What you have to do:
Please reproduce each of the rows below word for word, one line at a time, without changing any characters.

Records supplied:
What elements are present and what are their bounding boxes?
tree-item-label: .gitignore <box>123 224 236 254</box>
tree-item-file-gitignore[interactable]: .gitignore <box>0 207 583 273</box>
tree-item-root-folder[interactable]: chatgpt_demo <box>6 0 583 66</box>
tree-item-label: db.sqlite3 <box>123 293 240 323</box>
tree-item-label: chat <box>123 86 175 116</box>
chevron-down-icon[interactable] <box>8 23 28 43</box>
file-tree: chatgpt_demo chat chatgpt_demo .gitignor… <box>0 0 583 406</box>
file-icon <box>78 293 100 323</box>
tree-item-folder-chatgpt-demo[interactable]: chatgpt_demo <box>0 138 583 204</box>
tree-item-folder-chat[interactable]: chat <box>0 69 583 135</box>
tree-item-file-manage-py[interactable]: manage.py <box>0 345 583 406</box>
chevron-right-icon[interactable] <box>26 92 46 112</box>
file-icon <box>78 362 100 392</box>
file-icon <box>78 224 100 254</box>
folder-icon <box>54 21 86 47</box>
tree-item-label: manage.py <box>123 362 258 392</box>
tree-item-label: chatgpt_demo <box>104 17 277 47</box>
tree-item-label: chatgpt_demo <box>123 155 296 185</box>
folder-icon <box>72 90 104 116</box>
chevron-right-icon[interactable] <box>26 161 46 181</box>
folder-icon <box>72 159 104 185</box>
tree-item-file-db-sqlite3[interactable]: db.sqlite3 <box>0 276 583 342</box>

The result:
What elements are present and what are their bounding boxes?
tree-item-label: .gitignore <box>123 224 236 254</box>
tree-item-file-gitignore[interactable]: .gitignore <box>0 207 583 273</box>
tree-item-root-folder[interactable]: chatgpt_demo <box>6 0 583 66</box>
tree-item-label: db.sqlite3 <box>123 293 240 323</box>
tree-item-label: chat <box>123 86 175 116</box>
chevron-down-icon[interactable] <box>8 23 28 43</box>
file-tree: chatgpt_demo chat chatgpt_demo .gitignor… <box>0 0 583 406</box>
file-icon <box>78 293 100 323</box>
tree-item-folder-chatgpt-demo[interactable]: chatgpt_demo <box>0 138 583 204</box>
tree-item-folder-chat[interactable]: chat <box>0 69 583 135</box>
tree-item-file-manage-py[interactable]: manage.py <box>0 345 583 406</box>
chevron-right-icon[interactable] <box>26 92 46 112</box>
file-icon <box>78 362 100 392</box>
file-icon <box>78 224 100 254</box>
folder-icon <box>54 21 86 47</box>
tree-item-label: manage.py <box>123 362 258 392</box>
tree-item-label: chatgpt_demo <box>104 17 277 47</box>
tree-item-label: chatgpt_demo <box>123 155 296 185</box>
folder-icon <box>72 90 104 116</box>
chevron-right-icon[interactable] <box>26 161 46 181</box>
folder-icon <box>72 159 104 185</box>
tree-item-file-db-sqlite3[interactable]: db.sqlite3 <box>0 276 583 342</box>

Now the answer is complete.